Product Quantum (Rs. Cr) Long Term Rating Short Term Rating
Bank Loan Ratings 75.00 ACUITE AA- | Stable | Assigned -
Total Outstanding 75.00 - -
 
Rating Rationale

­Acuité has assigned the long-term rating of ACUITE AA-’ (read as ACUITE double A minus) on the Rs 75.00 Cr bank facilities of Fort Gloster industries Limited (FGIL). The outlook is ‘Stable’.

Rationale for Rating Action 

The rating action takes into account the healthy financial risk profile and adequate liquidity Position. Financial risk profile of the group is healthy marked by low gearing, strong net worth & coverage indicators. The Total Tangible net worth stood at Rs. 815.86 Cr as on 31st March 2023 as against Rs. 784.33 Cr a year earlier. Debt to Equity ratio stood low at 0.09 times in FY 2023.Interest coverage ratio stood comfortable at 51.97 times for FY2023 and Debt Service coverage ratio stood strong at 43.87 times for FY2023. Group generated cash accruals of Rs. 90 crore for FY2023 as against nil obligation. Current Ratio stood at 2.88 times as on 31 March 2023. Cash and Bank Balances of  Group stood at Rs 10.22 crore
Operating revenue of the group stood at Rs 324.47 crore in H1 FY 24 as against Rs 373.68 crore in H1 FY 23 which is ~15 percent lower which is on account of volatility of price(volume sale remains more or less same). Operating margin  stood at 10.41 percent in H1FY24 as against 12.13 percent in H1FY23.

• • • • •

■ THE TASKS
a - Answer these questions about the rating rationale:
(i) What outlook accompanies the long-term rating on the bank facilities?
(ii) What was the Total Tangible net worth as on 31st March 2023?
(iii) What was the operating margin in H1FY24?
b - Reproduce word for word the portion of the rating rationale that begins at the words "Product Quantum (Rs." and stops after "The outlook is ‘Stable’.".

■ INFORMATION SUPPLIED
• • • • •

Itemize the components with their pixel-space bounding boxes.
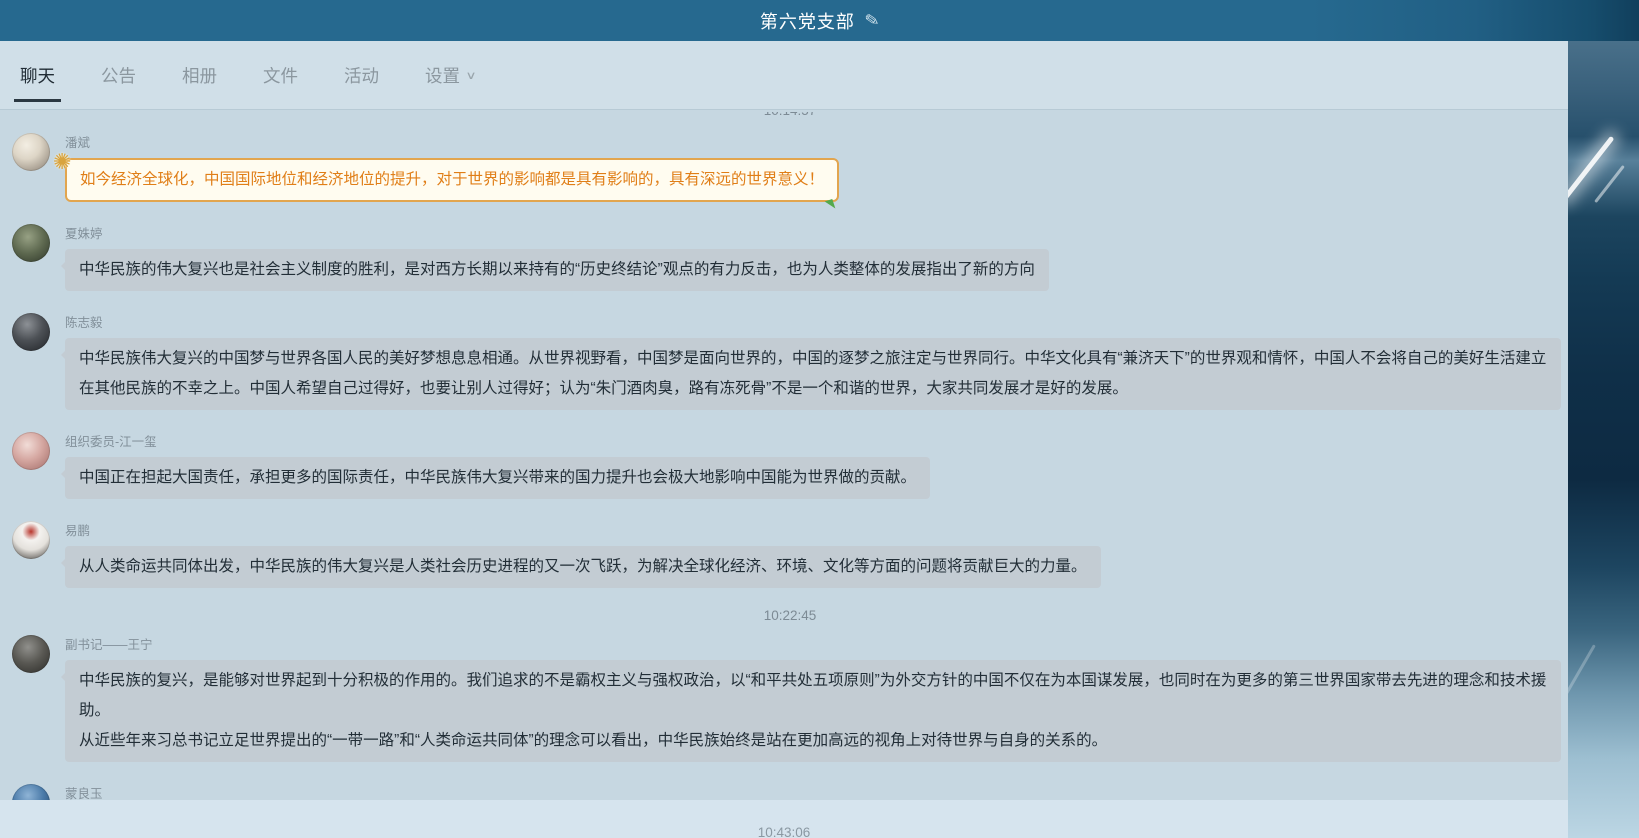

• • • • •

■ RESPONSES
a -
(i) Stable
(ii) Rs. 815.86 Cr
(iii) 10.41 percent

b -
Product Quantum (Rs. Cr) Long Term Rating Short Term Rating
Bank Loan Ratings 75.00 ACUITE AA- | Stable | Assigned -
Total Outstanding 75.00 - -
 
Rating Rationale

­Acuité has assigned the long-term rating of ACUITE AA-’ (read as ACUITE double A minus) on the Rs 75.00 Cr bank facilities of Fort Gloster industries Limited (FGIL). The outlook is ‘Stable’.